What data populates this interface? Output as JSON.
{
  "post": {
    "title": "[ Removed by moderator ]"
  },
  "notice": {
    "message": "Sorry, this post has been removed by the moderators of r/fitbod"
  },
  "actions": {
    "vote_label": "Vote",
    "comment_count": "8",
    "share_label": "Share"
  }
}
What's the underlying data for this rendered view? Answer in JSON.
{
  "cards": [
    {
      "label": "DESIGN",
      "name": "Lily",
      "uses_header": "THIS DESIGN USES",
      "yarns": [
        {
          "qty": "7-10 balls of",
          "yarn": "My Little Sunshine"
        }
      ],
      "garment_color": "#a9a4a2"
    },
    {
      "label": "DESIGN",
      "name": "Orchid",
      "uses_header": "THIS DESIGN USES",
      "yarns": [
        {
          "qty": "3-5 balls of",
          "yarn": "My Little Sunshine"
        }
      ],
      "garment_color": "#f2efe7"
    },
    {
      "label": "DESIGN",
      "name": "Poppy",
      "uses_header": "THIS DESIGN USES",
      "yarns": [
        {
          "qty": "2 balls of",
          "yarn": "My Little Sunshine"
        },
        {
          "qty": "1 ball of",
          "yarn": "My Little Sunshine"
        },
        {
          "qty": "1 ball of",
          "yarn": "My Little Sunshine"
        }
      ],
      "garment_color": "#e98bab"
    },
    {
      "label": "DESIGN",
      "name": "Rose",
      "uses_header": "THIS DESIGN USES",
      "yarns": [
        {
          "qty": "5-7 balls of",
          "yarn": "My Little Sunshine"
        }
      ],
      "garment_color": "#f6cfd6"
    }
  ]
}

## Exercise requirements:
Output the entries verbatim.

## The result:
What data populates this interface? Output as JSON.
{
  "post": {
    "title": "[ Removed by moderator ]"
  },
  "notice": {
    "message": "Sorry, this post has been removed by the moderators of r/fitbod"
  },
  "actions": {
    "vote_label": "Vote",
    "comment_count": "8",
    "share_label": "Share"
  }
}
What's the underlying data for this rendered view? Answer in JSON.
{
  "cards": [
    {
      "label": "DESIGN",
      "name": "Lily",
      "uses_header": "THIS DESIGN USES",
      "yarns": [
        {
          "qty": "7-10 balls of",
          "yarn": "My Little Sunshine"
        }
      ],
      "garment_color": "#a9a4a2"
    },
    {
      "label": "DESIGN",
      "name": "Orchid",
      "uses_header": "THIS DESIGN USES",
      "yarns": [
        {
          "qty": "3-5 balls of",
          "yarn": "My Little Sunshine"
        }
      ],
      "garment_color": "#f2efe7"
    },
    {
      "label": "DESIGN",
      "name": "Poppy",
      "uses_header": "THIS DESIGN USES",
      "yarns": [
        {
          "qty": "2 balls of",
          "yarn": "My Little Sunshine"
        },
        {
          "qty": "1 ball of",
          "yarn": "My Little Sunshine"
        },
        {
          "qty": "1 ball of",
          "yarn": "My Little Sunshine"
        }
      ],
      "garment_color": "#e98bab"
    },
    {
      "label": "DESIGN",
      "name": "Rose",
      "uses_header": "THIS DESIGN USES",
      "yarns": [
        {
          "qty": "5-7 balls of",
          "yarn": "My Little Sunshine"
        }
      ],
      "garment_color": "#f6cfd6"
    }
  ]
}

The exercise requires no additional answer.